**Your instructions**:
Check each line for the word "poate" and report how many have it. Give nothing else.

Dataset entries:
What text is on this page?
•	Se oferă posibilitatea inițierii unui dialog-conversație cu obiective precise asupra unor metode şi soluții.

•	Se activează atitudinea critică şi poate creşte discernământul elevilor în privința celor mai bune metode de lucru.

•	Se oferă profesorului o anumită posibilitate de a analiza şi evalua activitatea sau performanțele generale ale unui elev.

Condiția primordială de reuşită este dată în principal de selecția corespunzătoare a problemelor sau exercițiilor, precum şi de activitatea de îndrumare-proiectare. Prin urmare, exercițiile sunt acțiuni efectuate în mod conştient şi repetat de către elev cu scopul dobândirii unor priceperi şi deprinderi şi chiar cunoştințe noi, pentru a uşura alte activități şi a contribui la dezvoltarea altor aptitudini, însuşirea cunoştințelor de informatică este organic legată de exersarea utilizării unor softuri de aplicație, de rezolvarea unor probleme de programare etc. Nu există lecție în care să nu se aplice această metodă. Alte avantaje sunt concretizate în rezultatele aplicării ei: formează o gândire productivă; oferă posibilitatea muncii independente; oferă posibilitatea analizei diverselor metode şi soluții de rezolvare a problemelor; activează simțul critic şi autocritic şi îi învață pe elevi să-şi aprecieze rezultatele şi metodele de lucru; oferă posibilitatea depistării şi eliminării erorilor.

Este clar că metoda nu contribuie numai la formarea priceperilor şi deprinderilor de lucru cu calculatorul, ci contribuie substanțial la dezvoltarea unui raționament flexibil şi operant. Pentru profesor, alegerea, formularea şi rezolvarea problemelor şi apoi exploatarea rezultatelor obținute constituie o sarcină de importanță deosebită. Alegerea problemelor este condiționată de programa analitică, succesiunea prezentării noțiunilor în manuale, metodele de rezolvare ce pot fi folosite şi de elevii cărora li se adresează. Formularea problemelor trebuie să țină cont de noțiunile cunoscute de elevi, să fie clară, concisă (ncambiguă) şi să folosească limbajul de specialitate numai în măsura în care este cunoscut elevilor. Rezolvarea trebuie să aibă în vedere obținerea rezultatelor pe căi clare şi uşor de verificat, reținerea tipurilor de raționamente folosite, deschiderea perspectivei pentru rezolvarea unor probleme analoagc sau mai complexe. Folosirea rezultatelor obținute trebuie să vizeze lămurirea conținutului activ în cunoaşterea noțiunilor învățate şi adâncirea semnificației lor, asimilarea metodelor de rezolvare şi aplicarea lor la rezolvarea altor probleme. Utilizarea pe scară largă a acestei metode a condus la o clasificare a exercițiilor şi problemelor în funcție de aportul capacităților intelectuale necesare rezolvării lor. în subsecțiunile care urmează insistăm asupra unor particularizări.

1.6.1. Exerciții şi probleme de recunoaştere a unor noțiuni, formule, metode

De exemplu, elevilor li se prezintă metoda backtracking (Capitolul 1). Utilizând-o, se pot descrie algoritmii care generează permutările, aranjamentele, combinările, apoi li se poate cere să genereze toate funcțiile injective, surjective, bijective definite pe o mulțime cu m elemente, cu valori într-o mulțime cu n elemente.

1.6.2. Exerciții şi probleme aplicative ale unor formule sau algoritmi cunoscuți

**Exercise response**:
2